Repeat, exactly and completely, the entries shown underneath.

--- start MATERIAL ---

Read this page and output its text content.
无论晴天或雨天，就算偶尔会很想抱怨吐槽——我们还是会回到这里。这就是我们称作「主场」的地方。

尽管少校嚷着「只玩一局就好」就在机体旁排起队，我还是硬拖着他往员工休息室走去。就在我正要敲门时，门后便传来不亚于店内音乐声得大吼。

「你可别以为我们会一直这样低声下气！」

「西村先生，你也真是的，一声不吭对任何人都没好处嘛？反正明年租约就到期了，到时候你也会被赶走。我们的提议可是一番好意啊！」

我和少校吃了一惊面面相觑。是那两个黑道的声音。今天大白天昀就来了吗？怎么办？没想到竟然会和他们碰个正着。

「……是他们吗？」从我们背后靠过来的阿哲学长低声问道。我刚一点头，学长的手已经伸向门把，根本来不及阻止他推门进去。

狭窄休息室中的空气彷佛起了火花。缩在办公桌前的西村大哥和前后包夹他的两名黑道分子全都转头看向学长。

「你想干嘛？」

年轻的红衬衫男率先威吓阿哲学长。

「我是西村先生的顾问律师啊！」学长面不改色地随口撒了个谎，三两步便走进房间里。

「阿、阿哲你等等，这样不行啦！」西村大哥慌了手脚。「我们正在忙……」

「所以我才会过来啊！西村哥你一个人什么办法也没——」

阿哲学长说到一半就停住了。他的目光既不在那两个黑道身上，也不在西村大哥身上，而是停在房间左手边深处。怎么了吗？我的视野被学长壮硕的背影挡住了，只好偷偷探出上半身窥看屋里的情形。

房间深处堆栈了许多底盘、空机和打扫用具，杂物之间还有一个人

--- end MATERIAL ---

● PROBLEM SOLUTION
Read this page and output its text content.
无论晴天或雨天，就算偶尔会很想抱怨吐槽——我们还是会回到这里。这就是我们称作「主场」的地方。

尽管少校嚷着「只玩一局就好」就在机体旁排起队，我还是硬拖着他往员工休息室走去。就在我正要敲门时，门后便传来不亚于店内音乐声得大吼。

「你可别以为我们会一直这样低声下气！」

「西村先生，你也真是的，一声不吭对任何人都没好处嘛？反正明年租约就到期了，到时候你也会被赶走。我们的提议可是一番好意啊！」

我和少校吃了一惊面面相觑。是那两个黑道的声音。今天大白天昀就来了吗？怎么办？没想到竟然会和他们碰个正着。

「……是他们吗？」从我们背后靠过来的阿哲学长低声问道。我刚一点头，学长的手已经伸向门把，根本来不及阻止他推门进去。

狭窄休息室中的空气彷佛起了火花。缩在办公桌前的西村大哥和前后包夹他的两名黑道分子全都转头看向学长。

「你想干嘛？」

年轻的红衬衫男率先威吓阿哲学长。

「我是西村先生的顾问律师啊！」学长面不改色地随口撒了个谎，三两步便走进房间里。

「阿、阿哲你等等，这样不行啦！」西村大哥慌了手脚。「我们正在忙……」

「所以我才会过来啊！西村哥你一个人什么办法也没——」

阿哲学长说到一半就停住了。他的目光既不在那两个黑道身上，也不在西村大哥身上，而是停在房间左手边深处。怎么了吗？我的视野被学长壮硕的背影挡住了，只好偷偷探出上半身窥看屋里的情形。

房间深处堆栈了许多底盘、空机和打扫用具，杂物之间还有一个人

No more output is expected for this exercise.